╭──

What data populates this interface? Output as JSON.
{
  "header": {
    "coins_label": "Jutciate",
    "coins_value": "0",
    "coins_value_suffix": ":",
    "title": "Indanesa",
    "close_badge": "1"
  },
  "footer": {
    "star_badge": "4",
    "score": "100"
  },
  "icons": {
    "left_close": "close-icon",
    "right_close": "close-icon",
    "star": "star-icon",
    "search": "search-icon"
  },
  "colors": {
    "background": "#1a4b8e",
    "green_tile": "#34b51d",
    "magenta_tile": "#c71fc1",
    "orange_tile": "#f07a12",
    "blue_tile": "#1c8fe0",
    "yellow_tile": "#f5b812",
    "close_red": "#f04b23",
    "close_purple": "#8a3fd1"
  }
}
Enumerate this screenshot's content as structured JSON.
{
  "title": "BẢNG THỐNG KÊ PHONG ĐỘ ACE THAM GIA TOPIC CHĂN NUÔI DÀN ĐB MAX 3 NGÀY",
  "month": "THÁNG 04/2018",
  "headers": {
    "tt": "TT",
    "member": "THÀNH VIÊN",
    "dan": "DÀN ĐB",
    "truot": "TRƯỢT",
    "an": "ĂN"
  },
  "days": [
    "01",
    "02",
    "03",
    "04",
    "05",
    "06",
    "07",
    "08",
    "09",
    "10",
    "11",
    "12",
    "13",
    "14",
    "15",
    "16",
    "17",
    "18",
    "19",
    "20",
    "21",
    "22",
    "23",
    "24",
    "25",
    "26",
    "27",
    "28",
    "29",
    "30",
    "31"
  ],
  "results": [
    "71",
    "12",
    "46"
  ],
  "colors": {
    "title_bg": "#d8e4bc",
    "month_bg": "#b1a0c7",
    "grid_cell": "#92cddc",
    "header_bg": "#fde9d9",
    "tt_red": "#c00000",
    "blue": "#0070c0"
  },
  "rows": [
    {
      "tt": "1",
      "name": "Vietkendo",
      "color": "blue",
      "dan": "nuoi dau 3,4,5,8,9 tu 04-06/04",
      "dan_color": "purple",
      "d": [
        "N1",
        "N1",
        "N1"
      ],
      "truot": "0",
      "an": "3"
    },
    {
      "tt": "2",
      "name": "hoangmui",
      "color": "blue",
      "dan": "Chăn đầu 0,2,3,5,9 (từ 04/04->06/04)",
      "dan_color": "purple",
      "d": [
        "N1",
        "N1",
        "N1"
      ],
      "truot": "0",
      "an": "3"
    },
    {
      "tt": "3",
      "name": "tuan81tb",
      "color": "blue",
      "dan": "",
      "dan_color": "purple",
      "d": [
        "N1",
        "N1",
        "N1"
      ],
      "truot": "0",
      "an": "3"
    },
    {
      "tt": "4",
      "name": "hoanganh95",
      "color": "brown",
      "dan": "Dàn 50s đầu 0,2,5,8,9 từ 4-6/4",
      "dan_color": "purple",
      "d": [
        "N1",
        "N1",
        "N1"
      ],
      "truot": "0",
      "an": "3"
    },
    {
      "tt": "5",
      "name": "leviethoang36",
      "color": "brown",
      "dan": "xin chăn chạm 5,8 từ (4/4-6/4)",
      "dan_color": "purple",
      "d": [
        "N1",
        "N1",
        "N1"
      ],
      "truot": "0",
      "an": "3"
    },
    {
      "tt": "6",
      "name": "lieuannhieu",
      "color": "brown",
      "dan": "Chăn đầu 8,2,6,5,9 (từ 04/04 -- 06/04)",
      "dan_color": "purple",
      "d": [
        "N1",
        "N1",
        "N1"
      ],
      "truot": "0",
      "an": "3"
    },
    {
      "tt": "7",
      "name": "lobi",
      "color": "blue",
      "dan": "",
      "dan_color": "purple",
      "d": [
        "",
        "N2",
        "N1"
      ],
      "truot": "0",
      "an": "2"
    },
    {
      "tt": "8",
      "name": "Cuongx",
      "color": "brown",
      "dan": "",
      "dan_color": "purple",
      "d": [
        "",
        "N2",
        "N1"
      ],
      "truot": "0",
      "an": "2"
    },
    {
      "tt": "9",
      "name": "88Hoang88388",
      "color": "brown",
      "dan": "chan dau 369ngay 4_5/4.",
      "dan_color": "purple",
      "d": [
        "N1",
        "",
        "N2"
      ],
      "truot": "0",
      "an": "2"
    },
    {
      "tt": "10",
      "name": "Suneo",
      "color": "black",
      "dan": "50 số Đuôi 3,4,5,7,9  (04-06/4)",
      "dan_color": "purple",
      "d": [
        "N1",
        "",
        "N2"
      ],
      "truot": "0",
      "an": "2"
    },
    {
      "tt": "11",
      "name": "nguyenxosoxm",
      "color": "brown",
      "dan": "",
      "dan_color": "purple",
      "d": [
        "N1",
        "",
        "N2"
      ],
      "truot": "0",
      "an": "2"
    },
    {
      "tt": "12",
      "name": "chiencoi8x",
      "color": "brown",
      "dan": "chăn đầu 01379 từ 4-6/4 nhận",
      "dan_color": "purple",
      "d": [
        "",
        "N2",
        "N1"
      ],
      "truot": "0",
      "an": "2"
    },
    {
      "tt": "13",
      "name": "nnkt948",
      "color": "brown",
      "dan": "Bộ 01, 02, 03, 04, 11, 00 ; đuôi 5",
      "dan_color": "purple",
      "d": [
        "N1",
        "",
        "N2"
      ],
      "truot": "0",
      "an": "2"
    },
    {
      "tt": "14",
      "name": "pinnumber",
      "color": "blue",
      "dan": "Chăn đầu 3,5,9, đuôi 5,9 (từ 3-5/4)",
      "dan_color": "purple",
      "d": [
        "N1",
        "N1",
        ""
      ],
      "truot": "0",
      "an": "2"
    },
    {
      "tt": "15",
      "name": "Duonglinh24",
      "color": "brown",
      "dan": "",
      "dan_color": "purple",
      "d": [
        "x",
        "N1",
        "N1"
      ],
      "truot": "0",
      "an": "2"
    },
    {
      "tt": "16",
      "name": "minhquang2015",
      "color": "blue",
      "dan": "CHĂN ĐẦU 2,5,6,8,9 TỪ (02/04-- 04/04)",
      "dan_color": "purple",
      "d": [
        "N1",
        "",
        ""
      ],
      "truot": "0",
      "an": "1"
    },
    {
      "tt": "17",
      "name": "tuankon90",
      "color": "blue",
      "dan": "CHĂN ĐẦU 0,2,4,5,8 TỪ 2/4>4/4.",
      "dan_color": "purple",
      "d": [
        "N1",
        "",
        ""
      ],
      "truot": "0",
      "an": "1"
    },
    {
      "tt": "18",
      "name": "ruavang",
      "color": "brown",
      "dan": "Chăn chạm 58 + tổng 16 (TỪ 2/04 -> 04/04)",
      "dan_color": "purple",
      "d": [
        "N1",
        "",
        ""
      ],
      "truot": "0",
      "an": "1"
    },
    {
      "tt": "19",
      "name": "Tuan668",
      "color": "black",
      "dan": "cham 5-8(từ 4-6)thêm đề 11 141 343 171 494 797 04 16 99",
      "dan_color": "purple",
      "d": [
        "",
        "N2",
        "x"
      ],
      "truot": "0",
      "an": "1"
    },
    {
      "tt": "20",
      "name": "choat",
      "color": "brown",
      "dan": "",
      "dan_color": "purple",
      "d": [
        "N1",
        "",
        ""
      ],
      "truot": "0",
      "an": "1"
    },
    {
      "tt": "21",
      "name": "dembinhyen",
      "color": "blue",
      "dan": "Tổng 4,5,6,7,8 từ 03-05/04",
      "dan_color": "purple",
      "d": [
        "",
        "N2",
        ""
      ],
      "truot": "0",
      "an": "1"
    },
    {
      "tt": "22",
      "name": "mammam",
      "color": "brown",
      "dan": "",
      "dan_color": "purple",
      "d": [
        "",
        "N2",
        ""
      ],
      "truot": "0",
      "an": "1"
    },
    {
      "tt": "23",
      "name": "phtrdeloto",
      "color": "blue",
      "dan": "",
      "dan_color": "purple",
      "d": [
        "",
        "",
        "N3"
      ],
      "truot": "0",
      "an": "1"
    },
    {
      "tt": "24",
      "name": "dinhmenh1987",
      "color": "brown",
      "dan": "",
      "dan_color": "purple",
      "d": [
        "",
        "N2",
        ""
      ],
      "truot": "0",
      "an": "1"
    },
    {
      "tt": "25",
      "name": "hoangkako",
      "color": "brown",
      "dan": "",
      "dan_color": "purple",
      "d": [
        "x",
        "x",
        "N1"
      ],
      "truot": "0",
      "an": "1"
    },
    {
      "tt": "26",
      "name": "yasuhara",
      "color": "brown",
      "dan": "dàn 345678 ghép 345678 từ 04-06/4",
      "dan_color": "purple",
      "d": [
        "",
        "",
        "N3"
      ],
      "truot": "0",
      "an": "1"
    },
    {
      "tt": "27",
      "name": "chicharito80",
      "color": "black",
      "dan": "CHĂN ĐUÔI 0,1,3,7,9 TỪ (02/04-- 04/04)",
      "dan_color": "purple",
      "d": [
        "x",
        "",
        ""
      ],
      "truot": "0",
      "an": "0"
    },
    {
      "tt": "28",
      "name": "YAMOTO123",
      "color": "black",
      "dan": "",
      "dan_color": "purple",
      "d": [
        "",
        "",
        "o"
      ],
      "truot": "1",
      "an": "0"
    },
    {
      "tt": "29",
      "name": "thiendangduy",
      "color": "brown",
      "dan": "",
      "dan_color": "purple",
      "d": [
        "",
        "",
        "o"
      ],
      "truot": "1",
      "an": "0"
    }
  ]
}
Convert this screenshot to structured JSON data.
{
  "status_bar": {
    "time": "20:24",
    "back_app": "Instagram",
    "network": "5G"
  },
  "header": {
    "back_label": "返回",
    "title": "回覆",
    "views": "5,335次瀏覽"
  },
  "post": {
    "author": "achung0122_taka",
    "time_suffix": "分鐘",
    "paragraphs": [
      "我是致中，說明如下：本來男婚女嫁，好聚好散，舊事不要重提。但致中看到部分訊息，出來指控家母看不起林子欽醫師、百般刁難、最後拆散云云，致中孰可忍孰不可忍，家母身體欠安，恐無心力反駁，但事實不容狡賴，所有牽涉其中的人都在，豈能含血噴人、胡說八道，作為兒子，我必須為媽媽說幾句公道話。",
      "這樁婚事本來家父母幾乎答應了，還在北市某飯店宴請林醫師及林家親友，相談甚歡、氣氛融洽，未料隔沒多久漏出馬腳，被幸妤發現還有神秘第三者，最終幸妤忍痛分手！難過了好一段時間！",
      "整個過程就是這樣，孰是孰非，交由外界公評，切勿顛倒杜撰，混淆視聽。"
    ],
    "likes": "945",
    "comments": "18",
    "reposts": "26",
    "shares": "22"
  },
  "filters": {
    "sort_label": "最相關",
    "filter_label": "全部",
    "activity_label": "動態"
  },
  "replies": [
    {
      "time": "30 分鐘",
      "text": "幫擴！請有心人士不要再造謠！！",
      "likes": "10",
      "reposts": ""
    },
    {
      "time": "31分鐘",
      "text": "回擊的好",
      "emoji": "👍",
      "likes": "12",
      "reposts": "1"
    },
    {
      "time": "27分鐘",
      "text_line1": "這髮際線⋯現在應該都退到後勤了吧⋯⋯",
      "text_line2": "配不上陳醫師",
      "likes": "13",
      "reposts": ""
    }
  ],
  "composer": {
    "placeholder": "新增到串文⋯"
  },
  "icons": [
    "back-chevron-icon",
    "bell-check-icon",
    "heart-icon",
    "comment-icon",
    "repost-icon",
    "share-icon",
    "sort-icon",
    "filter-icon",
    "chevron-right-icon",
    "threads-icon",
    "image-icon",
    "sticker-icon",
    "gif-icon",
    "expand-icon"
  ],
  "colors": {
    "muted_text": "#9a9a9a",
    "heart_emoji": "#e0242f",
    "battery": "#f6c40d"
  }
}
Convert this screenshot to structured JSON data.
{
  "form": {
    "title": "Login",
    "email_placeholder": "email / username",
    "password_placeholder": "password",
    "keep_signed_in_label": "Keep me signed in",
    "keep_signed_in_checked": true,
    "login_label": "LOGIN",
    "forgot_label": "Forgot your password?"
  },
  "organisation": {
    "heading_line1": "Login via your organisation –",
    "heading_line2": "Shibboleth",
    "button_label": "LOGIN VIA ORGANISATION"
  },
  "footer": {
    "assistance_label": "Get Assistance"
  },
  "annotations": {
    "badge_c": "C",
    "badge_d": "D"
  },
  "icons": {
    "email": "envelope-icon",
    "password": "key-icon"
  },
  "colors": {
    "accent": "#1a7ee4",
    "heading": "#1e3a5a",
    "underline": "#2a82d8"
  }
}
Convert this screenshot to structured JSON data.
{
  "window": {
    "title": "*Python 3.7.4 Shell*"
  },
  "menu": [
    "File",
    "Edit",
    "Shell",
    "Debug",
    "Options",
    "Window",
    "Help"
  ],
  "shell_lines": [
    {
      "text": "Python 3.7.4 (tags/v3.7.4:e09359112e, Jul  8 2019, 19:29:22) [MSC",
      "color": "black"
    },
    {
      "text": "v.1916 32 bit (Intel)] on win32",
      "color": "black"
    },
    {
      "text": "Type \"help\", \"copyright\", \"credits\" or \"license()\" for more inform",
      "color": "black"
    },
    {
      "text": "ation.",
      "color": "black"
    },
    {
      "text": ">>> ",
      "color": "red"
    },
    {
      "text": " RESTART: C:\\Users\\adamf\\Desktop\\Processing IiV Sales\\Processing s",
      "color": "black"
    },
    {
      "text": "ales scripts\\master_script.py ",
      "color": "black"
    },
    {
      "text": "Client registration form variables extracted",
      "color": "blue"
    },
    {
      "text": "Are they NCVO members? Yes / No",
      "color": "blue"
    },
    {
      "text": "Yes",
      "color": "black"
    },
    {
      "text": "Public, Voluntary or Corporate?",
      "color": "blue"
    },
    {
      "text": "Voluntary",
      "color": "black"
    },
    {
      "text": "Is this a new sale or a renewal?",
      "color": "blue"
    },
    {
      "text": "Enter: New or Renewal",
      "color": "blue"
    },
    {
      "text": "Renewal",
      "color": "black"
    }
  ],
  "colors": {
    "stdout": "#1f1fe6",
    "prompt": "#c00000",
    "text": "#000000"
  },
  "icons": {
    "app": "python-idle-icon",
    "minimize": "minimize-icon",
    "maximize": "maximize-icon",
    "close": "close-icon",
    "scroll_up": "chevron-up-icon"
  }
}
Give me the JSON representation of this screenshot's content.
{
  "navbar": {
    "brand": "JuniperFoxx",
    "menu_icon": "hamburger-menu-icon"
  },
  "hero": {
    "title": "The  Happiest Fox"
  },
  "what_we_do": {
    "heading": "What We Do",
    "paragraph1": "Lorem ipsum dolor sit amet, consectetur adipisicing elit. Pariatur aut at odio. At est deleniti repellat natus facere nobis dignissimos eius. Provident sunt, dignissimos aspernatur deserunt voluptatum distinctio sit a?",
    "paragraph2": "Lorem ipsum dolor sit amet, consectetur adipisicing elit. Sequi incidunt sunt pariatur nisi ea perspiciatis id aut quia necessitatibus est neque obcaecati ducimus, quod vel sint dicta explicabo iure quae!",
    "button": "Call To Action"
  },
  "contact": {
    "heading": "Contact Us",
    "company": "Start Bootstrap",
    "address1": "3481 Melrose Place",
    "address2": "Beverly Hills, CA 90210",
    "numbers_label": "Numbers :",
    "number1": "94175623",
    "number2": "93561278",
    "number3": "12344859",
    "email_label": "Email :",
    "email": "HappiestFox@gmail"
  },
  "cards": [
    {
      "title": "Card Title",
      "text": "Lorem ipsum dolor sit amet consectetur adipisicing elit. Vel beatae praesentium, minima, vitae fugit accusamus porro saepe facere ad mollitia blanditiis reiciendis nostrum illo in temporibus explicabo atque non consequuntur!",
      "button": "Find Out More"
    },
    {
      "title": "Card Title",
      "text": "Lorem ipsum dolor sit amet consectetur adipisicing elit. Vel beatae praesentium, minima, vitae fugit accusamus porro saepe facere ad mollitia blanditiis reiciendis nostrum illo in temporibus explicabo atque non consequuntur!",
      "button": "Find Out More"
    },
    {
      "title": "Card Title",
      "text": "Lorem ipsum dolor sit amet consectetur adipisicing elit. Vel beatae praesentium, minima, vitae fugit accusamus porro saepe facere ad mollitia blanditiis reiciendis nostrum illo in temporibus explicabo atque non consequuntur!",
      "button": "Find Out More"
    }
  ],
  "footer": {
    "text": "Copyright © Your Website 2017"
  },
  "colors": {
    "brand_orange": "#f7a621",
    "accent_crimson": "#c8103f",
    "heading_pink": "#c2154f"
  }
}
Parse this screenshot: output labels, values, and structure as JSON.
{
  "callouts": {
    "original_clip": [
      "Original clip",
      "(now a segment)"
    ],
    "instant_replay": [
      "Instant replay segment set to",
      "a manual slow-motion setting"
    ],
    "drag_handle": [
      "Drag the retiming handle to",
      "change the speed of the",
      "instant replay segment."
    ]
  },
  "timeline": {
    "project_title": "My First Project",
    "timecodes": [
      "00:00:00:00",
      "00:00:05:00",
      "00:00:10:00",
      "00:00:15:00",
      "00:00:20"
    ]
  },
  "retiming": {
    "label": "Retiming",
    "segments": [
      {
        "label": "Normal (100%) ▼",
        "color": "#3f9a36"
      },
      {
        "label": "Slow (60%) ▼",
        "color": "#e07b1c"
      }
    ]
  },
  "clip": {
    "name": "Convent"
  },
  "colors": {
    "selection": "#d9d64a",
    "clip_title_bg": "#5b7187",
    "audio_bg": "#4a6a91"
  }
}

╰──

» **To be done**
Above are the records; copy every line in them that holds the word "content".

» **Result of the exercise**
Enumerate this screenshot's content as structured JSON.
Give me the JSON representation of this screenshot's content.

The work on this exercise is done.